Given task:
Write the listing out again, all of it, word for word.

+++

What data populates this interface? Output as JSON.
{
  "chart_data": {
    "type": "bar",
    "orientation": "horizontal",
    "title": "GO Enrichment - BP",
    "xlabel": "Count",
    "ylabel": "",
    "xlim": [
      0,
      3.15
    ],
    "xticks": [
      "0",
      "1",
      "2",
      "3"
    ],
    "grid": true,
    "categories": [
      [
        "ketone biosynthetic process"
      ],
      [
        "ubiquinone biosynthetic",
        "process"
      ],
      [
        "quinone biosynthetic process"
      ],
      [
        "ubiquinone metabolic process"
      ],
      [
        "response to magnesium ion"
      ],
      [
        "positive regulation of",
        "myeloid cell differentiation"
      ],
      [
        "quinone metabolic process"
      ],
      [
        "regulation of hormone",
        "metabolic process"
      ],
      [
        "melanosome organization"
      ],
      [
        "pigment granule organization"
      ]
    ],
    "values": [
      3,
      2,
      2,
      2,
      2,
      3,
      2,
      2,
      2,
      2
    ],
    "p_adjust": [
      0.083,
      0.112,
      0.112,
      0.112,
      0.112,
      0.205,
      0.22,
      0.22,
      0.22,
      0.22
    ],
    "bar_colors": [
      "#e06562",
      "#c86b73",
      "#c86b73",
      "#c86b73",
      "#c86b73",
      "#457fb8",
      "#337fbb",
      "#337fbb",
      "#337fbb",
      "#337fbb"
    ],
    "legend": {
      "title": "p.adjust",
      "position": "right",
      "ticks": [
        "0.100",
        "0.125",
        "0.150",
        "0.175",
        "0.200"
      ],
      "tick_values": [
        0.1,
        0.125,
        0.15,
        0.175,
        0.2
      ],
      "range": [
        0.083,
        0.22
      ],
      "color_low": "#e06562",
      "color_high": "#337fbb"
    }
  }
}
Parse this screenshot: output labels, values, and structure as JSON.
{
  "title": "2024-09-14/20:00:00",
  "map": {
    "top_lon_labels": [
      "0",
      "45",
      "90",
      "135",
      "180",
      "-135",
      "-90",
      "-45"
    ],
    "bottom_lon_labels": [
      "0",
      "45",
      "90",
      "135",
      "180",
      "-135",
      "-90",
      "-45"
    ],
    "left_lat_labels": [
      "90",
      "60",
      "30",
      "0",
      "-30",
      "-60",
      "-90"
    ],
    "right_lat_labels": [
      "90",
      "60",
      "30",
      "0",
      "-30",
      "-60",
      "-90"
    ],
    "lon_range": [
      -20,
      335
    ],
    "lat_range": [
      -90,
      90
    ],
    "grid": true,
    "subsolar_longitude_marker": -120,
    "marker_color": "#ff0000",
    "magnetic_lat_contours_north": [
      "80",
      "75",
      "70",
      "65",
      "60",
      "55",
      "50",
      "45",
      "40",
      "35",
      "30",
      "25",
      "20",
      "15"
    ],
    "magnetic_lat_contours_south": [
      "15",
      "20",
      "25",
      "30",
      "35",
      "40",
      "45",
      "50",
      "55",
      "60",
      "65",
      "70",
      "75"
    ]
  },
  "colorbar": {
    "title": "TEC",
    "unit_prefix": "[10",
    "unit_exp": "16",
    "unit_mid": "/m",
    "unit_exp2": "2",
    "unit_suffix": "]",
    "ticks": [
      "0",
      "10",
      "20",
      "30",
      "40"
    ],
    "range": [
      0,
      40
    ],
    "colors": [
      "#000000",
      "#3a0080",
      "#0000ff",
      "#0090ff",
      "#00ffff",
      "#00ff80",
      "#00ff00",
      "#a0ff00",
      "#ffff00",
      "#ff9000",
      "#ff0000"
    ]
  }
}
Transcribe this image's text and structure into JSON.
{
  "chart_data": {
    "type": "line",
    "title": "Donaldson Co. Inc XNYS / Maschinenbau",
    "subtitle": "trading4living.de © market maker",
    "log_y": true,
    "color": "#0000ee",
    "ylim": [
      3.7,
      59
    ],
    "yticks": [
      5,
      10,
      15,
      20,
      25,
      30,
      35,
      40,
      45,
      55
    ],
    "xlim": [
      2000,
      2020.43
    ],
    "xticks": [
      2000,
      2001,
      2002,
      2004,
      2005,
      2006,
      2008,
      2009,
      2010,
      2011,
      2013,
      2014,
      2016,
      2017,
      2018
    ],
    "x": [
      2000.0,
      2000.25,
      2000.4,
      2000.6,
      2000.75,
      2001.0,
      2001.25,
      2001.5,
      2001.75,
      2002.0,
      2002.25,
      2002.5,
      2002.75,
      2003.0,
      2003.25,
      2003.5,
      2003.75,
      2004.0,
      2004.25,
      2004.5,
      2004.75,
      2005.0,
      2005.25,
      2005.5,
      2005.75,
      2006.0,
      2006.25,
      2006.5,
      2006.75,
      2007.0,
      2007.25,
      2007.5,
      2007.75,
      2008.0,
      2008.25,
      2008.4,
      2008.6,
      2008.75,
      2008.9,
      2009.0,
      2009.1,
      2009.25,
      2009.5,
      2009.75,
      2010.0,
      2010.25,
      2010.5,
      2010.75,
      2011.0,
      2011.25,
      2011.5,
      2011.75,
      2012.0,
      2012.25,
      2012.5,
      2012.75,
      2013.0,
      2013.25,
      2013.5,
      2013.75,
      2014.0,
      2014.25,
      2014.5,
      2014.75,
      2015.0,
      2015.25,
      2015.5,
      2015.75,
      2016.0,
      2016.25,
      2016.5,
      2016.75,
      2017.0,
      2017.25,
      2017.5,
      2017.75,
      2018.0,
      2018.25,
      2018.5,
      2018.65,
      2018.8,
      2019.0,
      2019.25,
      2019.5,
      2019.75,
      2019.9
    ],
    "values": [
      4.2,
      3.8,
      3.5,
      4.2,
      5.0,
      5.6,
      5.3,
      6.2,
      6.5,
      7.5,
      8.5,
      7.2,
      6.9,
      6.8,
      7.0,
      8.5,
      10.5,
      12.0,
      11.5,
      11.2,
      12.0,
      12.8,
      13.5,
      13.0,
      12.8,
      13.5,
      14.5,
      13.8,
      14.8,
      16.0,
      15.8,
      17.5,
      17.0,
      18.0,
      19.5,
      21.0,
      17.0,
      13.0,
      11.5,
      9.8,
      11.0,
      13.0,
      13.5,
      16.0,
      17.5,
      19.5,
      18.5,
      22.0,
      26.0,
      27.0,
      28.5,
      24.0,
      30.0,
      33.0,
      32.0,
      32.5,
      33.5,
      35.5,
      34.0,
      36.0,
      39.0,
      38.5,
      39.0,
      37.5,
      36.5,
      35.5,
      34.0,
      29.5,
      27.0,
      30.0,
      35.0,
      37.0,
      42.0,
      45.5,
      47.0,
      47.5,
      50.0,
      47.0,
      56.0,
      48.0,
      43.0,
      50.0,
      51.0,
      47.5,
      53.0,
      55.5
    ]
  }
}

+++

Exercise answer:
What data populates this interface? Output as JSON.
{
  "chart_data": {
    "type": "bar",
    "orientation": "horizontal",
    "title": "GO Enrichment - BP",
    "xlabel": "Count",
    "ylabel": "",
    "xlim": [
      0,
      3.15
    ],
    "xticks": [
      "0",
      "1",
      "2",
      "3"
    ],
    "grid": true,
    "categories": [
      [
        "ketone biosynthetic process"
      ],
      [
        "ubiquinone biosynthetic",
        "process"
      ],
      [
        "quinone biosynthetic process"
      ],
      [
        "ubiquinone metabolic process"
      ],
      [
        "response to magnesium ion"
      ],
      [
        "positive regulation of",
        "myeloid cell differentiation"
      ],
      [
        "quinone metabolic process"
      ],
      [
        "regulation of hormone",
        "metabolic process"
      ],
      [
        "melanosome organization"
      ],
      [
        "pigment granule organization"
      ]
    ],
    "values": [
      3,
      2,
      2,
      2,
      2,
      3,
      2,
      2,
      2,
      2
    ],
    "p_adjust": [
      0.083,
      0.112,
      0.112,
      0.112,
      0.112,
      0.205,
      0.22,
      0.22,
      0.22,
      0.22
    ],
    "bar_colors": [
      "#e06562",
      "#c86b73",
      "#c86b73",
      "#c86b73",
      "#c86b73",
      "#457fb8",
      "#337fbb",
      "#337fbb",
      "#337fbb",
      "#337fbb"
    ],
    "legend": {
      "title": "p.adjust",
      "position": "right",
      "ticks": [
        "0.100",
        "0.125",
        "0.150",
        "0.175",
        "0.200"
      ],
      "tick_values": [
        0.1,
        0.125,
        0.15,
        0.175,
        0.2
      ],
      "range": [
        0.083,
        0.22
      ],
      "color_low": "#e06562",
      "color_high": "#337fbb"
    }
  }
}
Parse this screenshot: output labels, values, and structure as JSON.
{
  "title": "2024-09-14/20:00:00",
  "map": {
    "top_lon_labels": [
      "0",
      "45",
      "90",
      "135",
      "180",
      "-135",
      "-90",
      "-45"
    ],
    "bottom_lon_labels": [
      "0",
      "45",
      "90",
      "135",
      "180",
      "-135",
      "-90",
      "-45"
    ],
    "left_lat_labels": [
      "90",
      "60",
      "30",
      "0",
      "-30",
      "-60",
      "-90"
    ],
    "right_lat_labels": [
      "90",
      "60",
      "30",
      "0",
      "-30",
      "-60",
      "-90"
    ],
    "lon_range": [
      -20,
      335
    ],
    "lat_range": [
      -90,
      90
    ],
    "grid": true,
    "subsolar_longitude_marker": -120,
    "marker_color": "#ff0000",
    "magnetic_lat_contours_north": [
      "80",
      "75",
      "70",
      "65",
      "60",
      "55",
      "50",
      "45",
      "40",
      "35",
      "30",
      "25",
      "20",
      "15"
    ],
    "magnetic_lat_contours_south": [
      "15",
      "20",
      "25",
      "30",
      "35",
      "40",
      "45",
      "50",
      "55",
      "60",
      "65",
      "70",
      "75"
    ]
  },
  "colorbar": {
    "title": "TEC",
    "unit_prefix": "[10",
    "unit_exp": "16",
    "unit_mid": "/m",
    "unit_exp2": "2",
    "unit_suffix": "]",
    "ticks": [
      "0",
      "10",
      "20",
      "30",
      "40"
    ],
    "range": [
      0,
      40
    ],
    "colors": [
      "#000000",
      "#3a0080",
      "#0000ff",
      "#0090ff",
      "#00ffff",
      "#00ff80",
      "#00ff00",
      "#a0ff00",
      "#ffff00",
      "#ff9000",
      "#ff0000"
    ]
  }
}
Transcribe this image's text and structure into JSON.
{
  "chart_data": {
    "type": "line",
    "title": "Donaldson Co. Inc XNYS / Maschinenbau",
    "subtitle": "trading4living.de © market maker",
    "log_y": true,
    "color": "#0000ee",
    "ylim": [
      3.7,
      59
    ],
    "yticks": [
      5,
      10,
      15,
      20,
      25,
      30,
      35,
      40,
      45,
      55
    ],
    "xlim": [
      2000,
      2020.43
    ],
    "xticks": [
      2000,
      2001,
      2002,
      2004,
      2005,
      2006,
      2008,
      2009,
      2010,
      2011,
      2013,
      2014,
      2016,
      2017,
      2018
    ],
    "x": [
      2000.0,
      2000.25,
      2000.4,
      2000.6,
      2000.75,
      2001.0,
      2001.25,
      2001.5,
      2001.75,
      2002.0,
      2002.25,
      2002.5,
      2002.75,
      2003.0,
      2003.25,
      2003.5,
      2003.75,
      2004.0,
      2004.25,
      2004.5,
      2004.75,
      2005.0,
      2005.25,
      2005.5,
      2005.75,
      2006.0,
      2006.25,
      2006.5,
      2006.75,
      2007.0,
      2007.25,
      2007.5,
      2007.75,
      2008.0,
      2008.25,
      2008.4,
      2008.6,
      2008.75,
      2008.9,
      2009.0,
      2009.1,
      2009.25,
      2009.5,
      2009.75,
      2010.0,
      2010.25,
      2010.5,
      2010.75,
      2011.0,
      2011.25,
      2011.5,
      2011.75,
      2012.0,
      2012.25,
      2012.5,
      2012.75,
      2013.0,
      2013.25,
      2013.5,
      2013.75,
      2014.0,
      2014.25,
      2014.5,
      2014.75,
      2015.0,
      2015.25,
      2015.5,
      2015.75,
      2016.0,
      2016.25,
      2016.5,
      2016.75,
      2017.0,
      2017.25,
      2017.5,
      2017.75,
      2018.0,
      2018.25,
      2018.5,
      2018.65,
      2018.8,
      2019.0,
      2019.25,
      2019.5,
      2019.75,
      2019.9
    ],
    "values": [
      4.2,
      3.8,
      3.5,
      4.2,
      5.0,
      5.6,
      5.3,
      6.2,
      6.5,
      7.5,
      8.5,
      7.2,
      6.9,
      6.8,
      7.0,
      8.5,
      10.5,
      12.0,
      11.5,
      11.2,
      12.0,
      12.8,
      13.5,
      13.0,
      12.8,
      13.5,
      14.5,
      13.8,
      14.8,
      16.0,
      15.8,
      17.5,
      17.0,
      18.0,
      19.5,
      21.0,
      17.0,
      13.0,
      11.5,
      9.8,
      11.0,
      13.0,
      13.5,
      16.0,
      17.5,
      19.5,
      18.5,
      22.0,
      26.0,
      27.0,
      28.5,
      24.0,
      30.0,
      33.0,
      32.0,
      32.5,
      33.5,
      35.5,
      34.0,
      36.0,
      39.0,
      38.5,
      39.0,
      37.5,
      36.5,
      35.5,
      34.0,
      29.5,
      27.0,
      30.0,
      35.0,
      37.0,
      42.0,
      45.5,
      47.0,
      47.5,
      50.0,
      47.0,
      56.0,
      48.0,
      43.0,
      50.0,
      51.0,
      47.5,
      53.0,
      55.5
    ]
  }
}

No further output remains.